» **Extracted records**

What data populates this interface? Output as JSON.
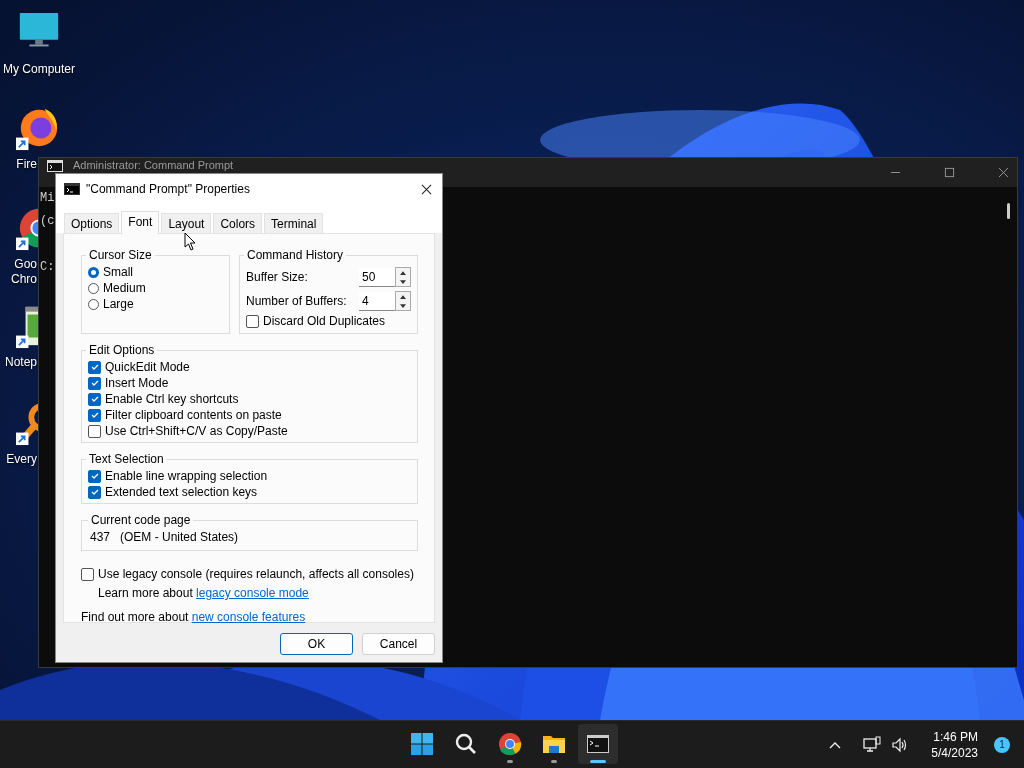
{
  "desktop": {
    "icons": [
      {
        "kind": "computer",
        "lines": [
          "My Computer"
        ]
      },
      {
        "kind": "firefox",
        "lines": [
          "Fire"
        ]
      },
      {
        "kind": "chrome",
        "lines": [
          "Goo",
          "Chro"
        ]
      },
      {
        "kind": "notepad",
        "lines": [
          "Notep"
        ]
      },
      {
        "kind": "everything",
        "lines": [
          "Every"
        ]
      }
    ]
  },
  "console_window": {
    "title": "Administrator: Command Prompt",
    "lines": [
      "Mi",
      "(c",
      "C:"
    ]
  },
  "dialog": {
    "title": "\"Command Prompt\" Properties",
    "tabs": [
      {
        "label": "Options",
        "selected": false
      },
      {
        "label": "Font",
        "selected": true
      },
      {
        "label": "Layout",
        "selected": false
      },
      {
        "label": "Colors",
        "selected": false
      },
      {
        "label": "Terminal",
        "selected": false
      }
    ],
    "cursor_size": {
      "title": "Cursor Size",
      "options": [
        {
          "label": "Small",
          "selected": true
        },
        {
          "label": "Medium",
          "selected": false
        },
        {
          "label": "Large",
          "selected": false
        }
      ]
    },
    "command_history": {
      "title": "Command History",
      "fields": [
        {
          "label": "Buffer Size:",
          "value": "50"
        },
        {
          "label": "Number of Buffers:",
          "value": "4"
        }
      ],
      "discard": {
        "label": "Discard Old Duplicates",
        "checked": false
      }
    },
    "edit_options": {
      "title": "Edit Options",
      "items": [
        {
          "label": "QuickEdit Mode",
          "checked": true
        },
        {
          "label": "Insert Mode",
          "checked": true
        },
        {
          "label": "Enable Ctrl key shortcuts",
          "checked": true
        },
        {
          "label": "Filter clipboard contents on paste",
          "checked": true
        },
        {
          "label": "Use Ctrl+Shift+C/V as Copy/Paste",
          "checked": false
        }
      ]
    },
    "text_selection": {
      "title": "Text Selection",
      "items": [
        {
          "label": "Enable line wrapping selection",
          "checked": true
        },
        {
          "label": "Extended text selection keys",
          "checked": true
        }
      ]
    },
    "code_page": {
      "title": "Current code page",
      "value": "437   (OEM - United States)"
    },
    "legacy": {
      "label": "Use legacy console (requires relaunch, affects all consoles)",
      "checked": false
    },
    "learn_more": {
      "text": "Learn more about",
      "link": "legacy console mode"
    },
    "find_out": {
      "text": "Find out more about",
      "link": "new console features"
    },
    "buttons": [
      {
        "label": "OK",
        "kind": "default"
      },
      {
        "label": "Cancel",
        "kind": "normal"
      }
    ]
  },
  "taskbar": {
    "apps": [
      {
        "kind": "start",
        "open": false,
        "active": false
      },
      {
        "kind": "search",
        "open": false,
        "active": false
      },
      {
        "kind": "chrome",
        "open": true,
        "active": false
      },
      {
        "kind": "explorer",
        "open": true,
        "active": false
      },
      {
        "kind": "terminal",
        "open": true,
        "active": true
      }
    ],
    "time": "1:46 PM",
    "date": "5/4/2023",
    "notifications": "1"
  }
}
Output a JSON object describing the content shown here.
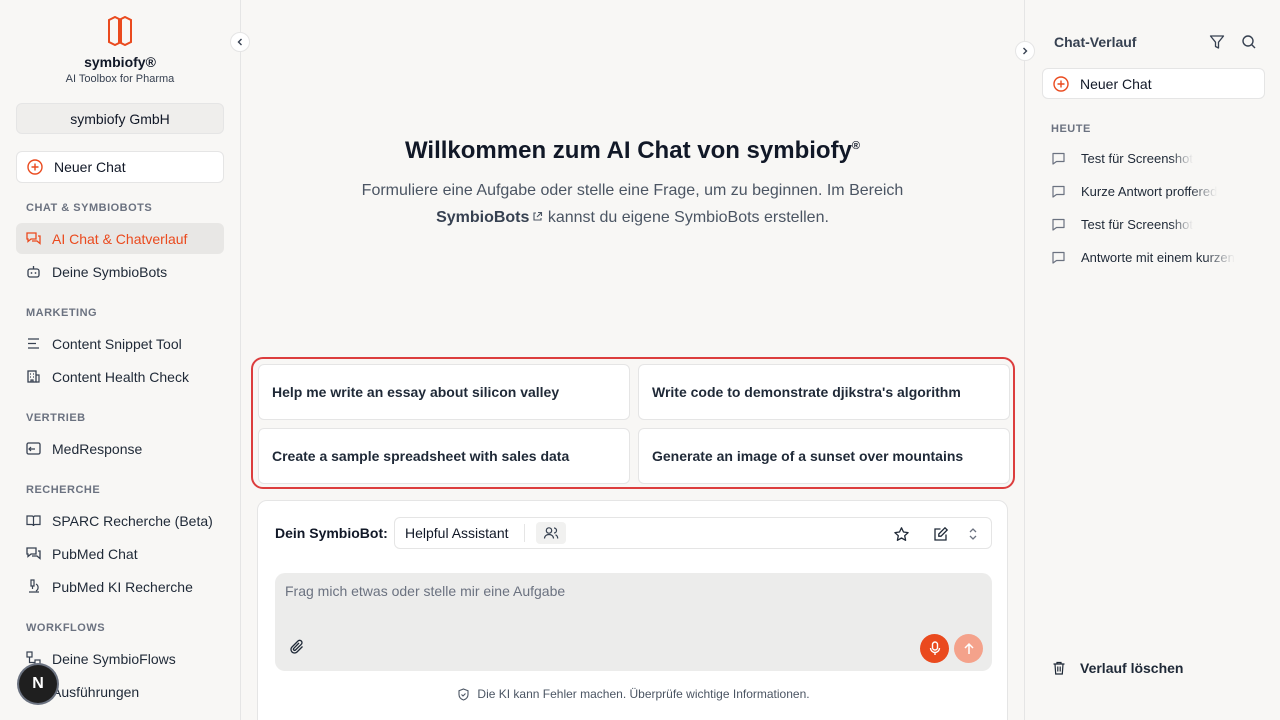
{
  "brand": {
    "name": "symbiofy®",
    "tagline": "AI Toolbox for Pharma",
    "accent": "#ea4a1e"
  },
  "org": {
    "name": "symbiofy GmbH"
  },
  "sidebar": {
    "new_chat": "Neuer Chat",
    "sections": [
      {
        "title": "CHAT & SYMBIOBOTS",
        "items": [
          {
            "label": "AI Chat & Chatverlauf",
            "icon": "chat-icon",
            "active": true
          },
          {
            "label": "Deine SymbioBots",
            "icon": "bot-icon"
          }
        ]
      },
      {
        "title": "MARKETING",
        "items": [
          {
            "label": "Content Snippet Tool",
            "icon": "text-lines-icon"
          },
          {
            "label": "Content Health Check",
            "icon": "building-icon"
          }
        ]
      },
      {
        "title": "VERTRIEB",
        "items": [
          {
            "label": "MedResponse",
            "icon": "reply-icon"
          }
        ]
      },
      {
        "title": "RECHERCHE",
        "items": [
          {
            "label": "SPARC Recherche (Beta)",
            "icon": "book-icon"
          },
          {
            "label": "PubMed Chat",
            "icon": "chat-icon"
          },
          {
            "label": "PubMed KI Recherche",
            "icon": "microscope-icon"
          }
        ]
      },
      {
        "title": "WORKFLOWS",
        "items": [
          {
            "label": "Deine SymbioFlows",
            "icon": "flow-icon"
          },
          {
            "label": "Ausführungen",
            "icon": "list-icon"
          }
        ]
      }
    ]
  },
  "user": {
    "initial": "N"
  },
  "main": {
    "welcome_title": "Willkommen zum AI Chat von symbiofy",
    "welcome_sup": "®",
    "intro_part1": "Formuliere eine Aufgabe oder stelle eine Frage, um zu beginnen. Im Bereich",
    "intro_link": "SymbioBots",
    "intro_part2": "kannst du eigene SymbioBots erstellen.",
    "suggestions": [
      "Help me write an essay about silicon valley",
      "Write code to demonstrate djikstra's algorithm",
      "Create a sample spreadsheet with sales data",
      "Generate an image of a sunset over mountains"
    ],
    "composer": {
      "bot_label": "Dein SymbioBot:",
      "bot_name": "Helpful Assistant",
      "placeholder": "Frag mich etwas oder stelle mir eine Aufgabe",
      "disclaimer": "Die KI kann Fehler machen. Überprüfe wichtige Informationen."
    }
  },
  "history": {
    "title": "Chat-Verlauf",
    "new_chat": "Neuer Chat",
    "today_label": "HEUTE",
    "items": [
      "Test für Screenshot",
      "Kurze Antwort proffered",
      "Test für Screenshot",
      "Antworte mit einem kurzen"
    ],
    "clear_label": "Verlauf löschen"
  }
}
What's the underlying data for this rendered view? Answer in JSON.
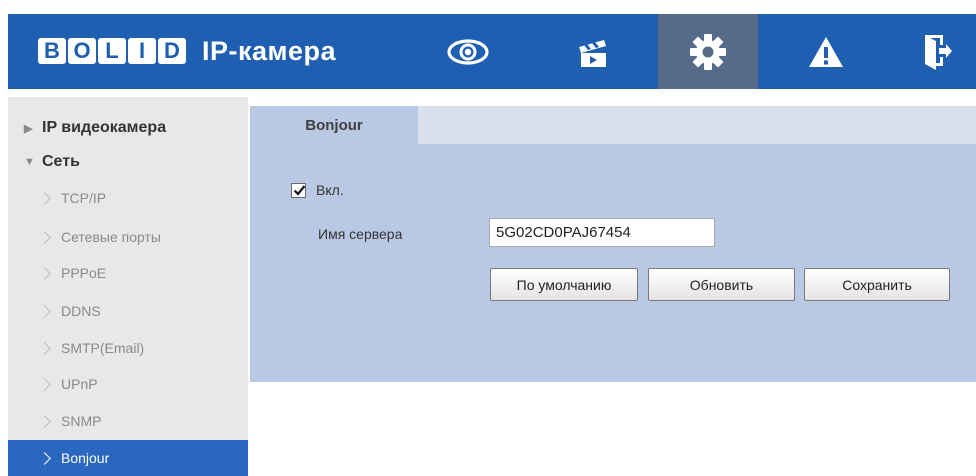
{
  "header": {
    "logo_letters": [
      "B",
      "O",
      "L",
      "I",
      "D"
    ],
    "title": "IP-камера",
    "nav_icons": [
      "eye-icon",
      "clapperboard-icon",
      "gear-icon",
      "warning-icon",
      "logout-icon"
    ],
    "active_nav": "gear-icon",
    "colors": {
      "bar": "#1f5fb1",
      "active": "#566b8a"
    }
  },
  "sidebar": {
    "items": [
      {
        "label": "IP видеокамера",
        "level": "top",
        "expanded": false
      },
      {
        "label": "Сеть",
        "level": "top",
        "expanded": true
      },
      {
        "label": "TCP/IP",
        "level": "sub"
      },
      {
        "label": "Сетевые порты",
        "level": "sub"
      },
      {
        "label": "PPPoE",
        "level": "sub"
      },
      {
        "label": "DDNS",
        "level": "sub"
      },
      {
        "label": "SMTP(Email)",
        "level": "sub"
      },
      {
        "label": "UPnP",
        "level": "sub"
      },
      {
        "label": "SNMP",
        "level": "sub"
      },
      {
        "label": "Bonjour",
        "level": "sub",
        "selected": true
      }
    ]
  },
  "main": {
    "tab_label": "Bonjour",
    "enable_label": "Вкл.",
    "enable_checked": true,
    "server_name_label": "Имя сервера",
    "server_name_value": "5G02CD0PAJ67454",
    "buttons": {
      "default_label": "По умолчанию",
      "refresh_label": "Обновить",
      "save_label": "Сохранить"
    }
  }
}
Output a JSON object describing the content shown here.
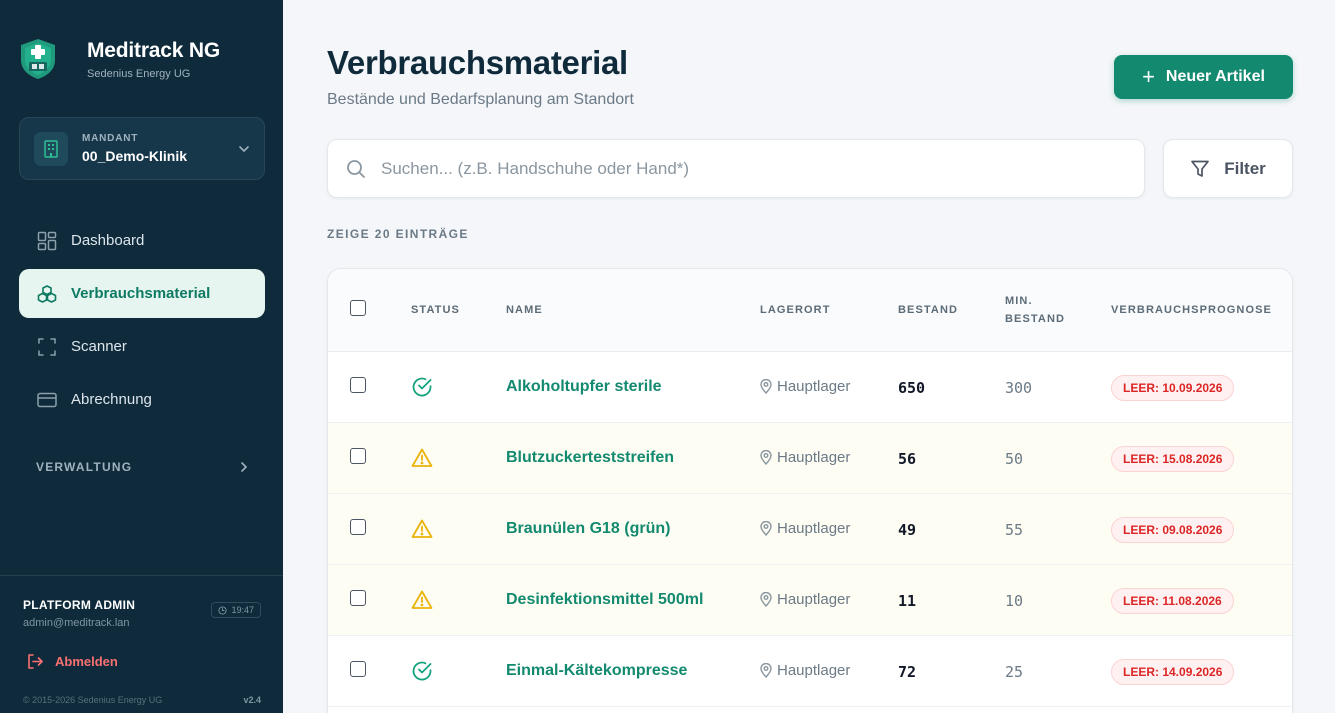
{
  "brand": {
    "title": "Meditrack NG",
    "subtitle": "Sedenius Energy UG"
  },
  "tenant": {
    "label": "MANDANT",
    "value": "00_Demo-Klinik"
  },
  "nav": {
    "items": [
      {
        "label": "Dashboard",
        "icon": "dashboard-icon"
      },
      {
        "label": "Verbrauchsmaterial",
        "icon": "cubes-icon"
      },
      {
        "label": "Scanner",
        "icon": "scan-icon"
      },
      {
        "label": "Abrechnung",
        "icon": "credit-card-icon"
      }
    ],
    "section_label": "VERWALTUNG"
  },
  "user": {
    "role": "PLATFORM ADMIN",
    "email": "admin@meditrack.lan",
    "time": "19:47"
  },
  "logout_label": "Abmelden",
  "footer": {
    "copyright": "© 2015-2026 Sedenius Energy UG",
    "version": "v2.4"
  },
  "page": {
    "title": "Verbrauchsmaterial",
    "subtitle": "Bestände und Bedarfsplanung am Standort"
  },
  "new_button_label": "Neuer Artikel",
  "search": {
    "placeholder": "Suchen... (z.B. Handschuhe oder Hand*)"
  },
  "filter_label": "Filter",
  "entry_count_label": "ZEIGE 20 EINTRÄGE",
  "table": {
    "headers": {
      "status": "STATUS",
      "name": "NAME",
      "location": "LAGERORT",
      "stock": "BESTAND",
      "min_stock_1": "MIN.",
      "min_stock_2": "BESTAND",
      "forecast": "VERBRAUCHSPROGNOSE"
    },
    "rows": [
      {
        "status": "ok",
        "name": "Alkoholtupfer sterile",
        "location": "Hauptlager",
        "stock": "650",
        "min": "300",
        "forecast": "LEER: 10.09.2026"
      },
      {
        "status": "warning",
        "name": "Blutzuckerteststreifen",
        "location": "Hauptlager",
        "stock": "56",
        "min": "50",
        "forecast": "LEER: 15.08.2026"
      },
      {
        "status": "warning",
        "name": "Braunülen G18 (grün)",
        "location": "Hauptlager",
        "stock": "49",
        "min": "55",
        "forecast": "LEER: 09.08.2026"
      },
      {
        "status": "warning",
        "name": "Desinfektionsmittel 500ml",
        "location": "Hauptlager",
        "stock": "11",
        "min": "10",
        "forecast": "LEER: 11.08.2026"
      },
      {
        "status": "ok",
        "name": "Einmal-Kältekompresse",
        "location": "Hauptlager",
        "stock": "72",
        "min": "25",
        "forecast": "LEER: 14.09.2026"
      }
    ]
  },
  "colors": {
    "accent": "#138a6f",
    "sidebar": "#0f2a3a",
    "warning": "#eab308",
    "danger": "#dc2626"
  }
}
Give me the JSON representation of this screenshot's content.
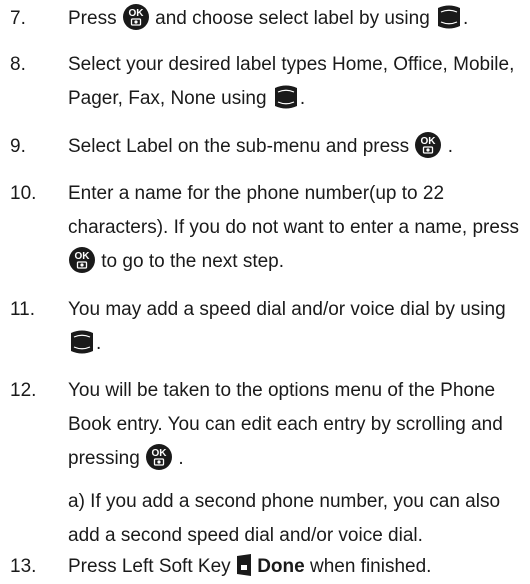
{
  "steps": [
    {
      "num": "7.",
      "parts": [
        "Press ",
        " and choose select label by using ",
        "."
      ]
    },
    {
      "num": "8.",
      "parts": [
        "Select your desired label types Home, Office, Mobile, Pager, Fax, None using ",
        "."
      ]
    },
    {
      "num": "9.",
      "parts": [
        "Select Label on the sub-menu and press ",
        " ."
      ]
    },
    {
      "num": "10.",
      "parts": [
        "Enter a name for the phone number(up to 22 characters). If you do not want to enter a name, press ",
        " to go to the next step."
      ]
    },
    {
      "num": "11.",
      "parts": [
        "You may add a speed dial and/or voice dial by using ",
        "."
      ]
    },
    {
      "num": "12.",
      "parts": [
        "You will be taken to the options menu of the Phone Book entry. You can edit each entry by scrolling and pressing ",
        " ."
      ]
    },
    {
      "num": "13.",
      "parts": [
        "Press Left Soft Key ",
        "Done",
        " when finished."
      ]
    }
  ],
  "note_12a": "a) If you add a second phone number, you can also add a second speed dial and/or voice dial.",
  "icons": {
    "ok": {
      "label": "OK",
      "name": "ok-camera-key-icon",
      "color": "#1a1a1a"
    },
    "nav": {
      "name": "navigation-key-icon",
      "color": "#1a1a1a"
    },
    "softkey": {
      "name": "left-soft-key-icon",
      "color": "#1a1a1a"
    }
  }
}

» **Problem to work on**
Search the data above for the word "using", then gather each line in which it appears.

» **Exercise response**
        " and choose select label by using ",
        "Select your desired label types Home, Office, Mobile, Pager, Fax, None using ",
        "You may add a speed dial and/or voice dial by using ",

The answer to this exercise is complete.